● **GIVEN INSTRUCTION**: Copy every entry exactly.

● **AVAILABLE RECORDS**:
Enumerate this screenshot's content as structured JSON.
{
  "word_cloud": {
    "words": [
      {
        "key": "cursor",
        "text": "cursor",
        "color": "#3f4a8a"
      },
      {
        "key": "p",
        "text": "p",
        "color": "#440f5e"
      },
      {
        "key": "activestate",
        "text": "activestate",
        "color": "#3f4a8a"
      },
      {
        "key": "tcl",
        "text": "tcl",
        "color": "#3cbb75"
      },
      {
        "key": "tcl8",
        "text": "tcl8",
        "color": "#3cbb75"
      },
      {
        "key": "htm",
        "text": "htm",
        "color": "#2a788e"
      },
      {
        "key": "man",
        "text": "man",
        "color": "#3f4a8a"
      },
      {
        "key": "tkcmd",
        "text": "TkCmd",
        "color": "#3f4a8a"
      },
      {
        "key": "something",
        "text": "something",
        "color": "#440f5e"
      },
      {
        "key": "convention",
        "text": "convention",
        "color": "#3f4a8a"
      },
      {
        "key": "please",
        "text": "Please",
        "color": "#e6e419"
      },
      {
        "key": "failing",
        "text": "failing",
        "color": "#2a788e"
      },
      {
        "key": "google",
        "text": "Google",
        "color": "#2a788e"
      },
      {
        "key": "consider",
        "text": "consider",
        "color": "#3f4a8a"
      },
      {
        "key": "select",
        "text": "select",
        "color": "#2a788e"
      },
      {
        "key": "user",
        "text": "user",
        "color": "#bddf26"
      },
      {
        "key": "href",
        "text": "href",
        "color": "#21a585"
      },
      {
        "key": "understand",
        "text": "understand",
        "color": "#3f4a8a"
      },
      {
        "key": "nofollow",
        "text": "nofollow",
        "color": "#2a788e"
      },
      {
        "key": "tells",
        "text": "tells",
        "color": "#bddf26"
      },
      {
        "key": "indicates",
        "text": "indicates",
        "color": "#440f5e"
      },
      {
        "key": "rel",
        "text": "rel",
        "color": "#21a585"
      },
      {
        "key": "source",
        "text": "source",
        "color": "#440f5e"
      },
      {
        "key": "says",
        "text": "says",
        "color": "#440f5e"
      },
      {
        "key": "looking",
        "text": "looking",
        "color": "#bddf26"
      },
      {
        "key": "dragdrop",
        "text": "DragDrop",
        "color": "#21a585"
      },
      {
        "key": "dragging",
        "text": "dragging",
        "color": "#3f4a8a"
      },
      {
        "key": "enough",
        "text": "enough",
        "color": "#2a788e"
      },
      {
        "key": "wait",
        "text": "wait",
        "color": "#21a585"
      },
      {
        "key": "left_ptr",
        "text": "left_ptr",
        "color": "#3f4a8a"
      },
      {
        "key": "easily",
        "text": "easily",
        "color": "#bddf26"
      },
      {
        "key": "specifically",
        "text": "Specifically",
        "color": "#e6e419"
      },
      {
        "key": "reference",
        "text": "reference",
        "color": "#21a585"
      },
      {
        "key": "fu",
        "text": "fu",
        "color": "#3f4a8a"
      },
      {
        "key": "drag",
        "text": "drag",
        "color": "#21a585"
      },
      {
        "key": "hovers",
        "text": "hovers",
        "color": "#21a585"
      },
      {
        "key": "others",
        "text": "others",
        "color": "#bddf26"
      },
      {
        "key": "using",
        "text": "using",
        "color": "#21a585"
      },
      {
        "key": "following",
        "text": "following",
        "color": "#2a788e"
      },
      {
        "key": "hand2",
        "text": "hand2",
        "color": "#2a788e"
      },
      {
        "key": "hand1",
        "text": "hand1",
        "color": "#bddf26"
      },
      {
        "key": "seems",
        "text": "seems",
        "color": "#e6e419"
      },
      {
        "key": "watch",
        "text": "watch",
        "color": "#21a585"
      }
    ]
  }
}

● **OUTPUT OF THE TASK**:
Enumerate this screenshot's content as structured JSON.
{
  "word_cloud": {
    "words": [
      {
        "key": "cursor",
        "text": "cursor",
        "color": "#3f4a8a"
      },
      {
        "key": "p",
        "text": "p",
        "color": "#440f5e"
      },
      {
        "key": "activestate",
        "text": "activestate",
        "color": "#3f4a8a"
      },
      {
        "key": "tcl",
        "text": "tcl",
        "color": "#3cbb75"
      },
      {
        "key": "tcl8",
        "text": "tcl8",
        "color": "#3cbb75"
      },
      {
        "key": "htm",
        "text": "htm",
        "color": "#2a788e"
      },
      {
        "key": "man",
        "text": "man",
        "color": "#3f4a8a"
      },
      {
        "key": "tkcmd",
        "text": "TkCmd",
        "color": "#3f4a8a"
      },
      {
        "key": "something",
        "text": "something",
        "color": "#440f5e"
      },
      {
        "key": "convention",
        "text": "convention",
        "color": "#3f4a8a"
      },
      {
        "key": "please",
        "text": "Please",
        "color": "#e6e419"
      },
      {
        "key": "failing",
        "text": "failing",
        "color": "#2a788e"
      },
      {
        "key": "google",
        "text": "Google",
        "color": "#2a788e"
      },
      {
        "key": "consider",
        "text": "consider",
        "color": "#3f4a8a"
      },
      {
        "key": "select",
        "text": "select",
        "color": "#2a788e"
      },
      {
        "key": "user",
        "text": "user",
        "color": "#bddf26"
      },
      {
        "key": "href",
        "text": "href",
        "color": "#21a585"
      },
      {
        "key": "understand",
        "text": "understand",
        "color": "#3f4a8a"
      },
      {
        "key": "nofollow",
        "text": "nofollow",
        "color": "#2a788e"
      },
      {
        "key": "tells",
        "text": "tells",
        "color": "#bddf26"
      },
      {
        "key": "indicates",
        "text": "indicates",
        "color": "#440f5e"
      },
      {
        "key": "rel",
        "text": "rel",
        "color": "#21a585"
      },
      {
        "key": "source",
        "text": "source",
        "color": "#440f5e"
      },
      {
        "key": "says",
        "text": "says",
        "color": "#440f5e"
      },
      {
        "key": "looking",
        "text": "looking",
        "color": "#bddf26"
      },
      {
        "key": "dragdrop",
        "text": "DragDrop",
        "color": "#21a585"
      },
      {
        "key": "dragging",
        "text": "dragging",
        "color": "#3f4a8a"
      },
      {
        "key": "enough",
        "text": "enough",
        "color": "#2a788e"
      },
      {
        "key": "wait",
        "text": "wait",
        "color": "#21a585"
      },
      {
        "key": "left_ptr",
        "text": "left_ptr",
        "color": "#3f4a8a"
      },
      {
        "key": "easily",
        "text": "easily",
        "color": "#bddf26"
      },
      {
        "key": "specifically",
        "text": "Specifically",
        "color": "#e6e419"
      },
      {
        "key": "reference",
        "text": "reference",
        "color": "#21a585"
      },
      {
        "key": "fu",
        "text": "fu",
        "color": "#3f4a8a"
      },
      {
        "key": "drag",
        "text": "drag",
        "color": "#21a585"
      },
      {
        "key": "hovers",
        "text": "hovers",
        "color": "#21a585"
      },
      {
        "key": "others",
        "text": "others",
        "color": "#bddf26"
      },
      {
        "key": "using",
        "text": "using",
        "color": "#21a585"
      },
      {
        "key": "following",
        "text": "following",
        "color": "#2a788e"
      },
      {
        "key": "hand2",
        "text": "hand2",
        "color": "#2a788e"
      },
      {
        "key": "hand1",
        "text": "hand1",
        "color": "#bddf26"
      },
      {
        "key": "seems",
        "text": "seems",
        "color": "#e6e419"
      },
      {
        "key": "watch",
        "text": "watch",
        "color": "#21a585"
      }
    ]
  }
}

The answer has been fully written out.